Start ENTRIES
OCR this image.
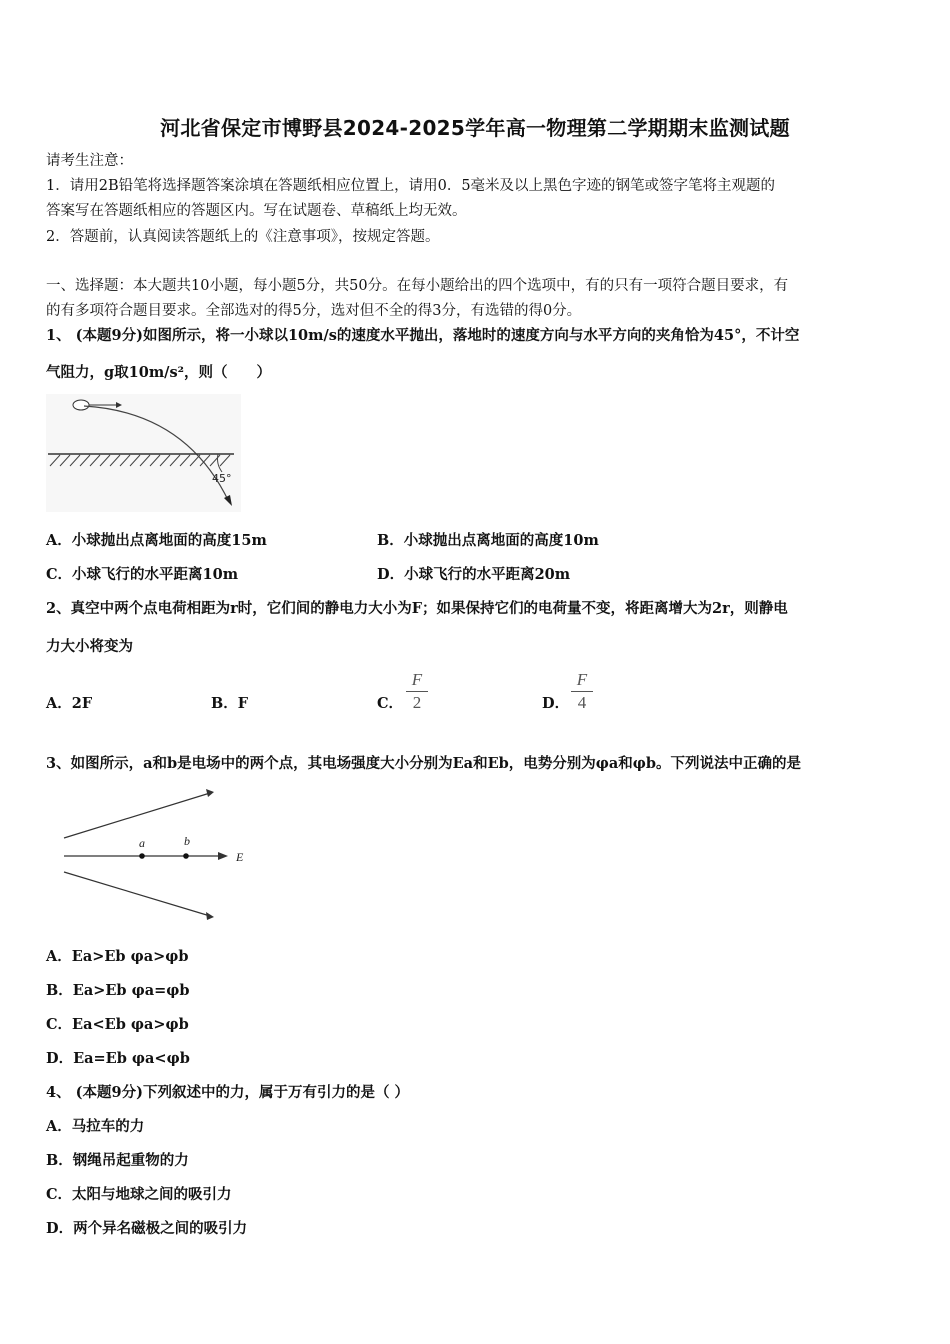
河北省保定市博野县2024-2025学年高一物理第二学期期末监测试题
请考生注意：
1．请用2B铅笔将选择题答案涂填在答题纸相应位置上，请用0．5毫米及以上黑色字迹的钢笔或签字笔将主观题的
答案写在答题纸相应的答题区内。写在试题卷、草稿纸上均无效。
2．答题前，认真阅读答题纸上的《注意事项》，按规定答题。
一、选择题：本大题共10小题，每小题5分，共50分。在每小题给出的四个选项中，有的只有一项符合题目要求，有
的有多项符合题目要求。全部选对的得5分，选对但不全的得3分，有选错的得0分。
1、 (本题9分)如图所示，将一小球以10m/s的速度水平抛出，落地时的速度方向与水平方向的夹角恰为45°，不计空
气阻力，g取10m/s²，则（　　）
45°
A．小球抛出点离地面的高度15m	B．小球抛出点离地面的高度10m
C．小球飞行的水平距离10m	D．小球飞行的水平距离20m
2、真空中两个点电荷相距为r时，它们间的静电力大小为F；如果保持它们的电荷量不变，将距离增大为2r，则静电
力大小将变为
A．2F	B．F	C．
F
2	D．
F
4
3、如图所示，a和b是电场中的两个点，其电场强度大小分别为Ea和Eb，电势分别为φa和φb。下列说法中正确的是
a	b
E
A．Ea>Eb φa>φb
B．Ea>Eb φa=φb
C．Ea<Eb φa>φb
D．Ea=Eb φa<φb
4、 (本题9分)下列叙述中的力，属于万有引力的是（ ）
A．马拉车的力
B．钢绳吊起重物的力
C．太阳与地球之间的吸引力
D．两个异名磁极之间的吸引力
End ENTRIES
> _WHAT THE EXERCISE ASKS_
Copy out each line in the preceding records that contains "如图所示".

> _ANSWER TO THIS TASK_
1、 (本题9分)如图所示，将一小球以10m/s的速度水平抛出，落地时的速度方向与水平方向的夹角恰为45°，不计空
3、如图所示，a和b是电场中的两个点，其电场强度大小分别为Ea和Eb，电势分别为φa和φb。下列说法中正确的是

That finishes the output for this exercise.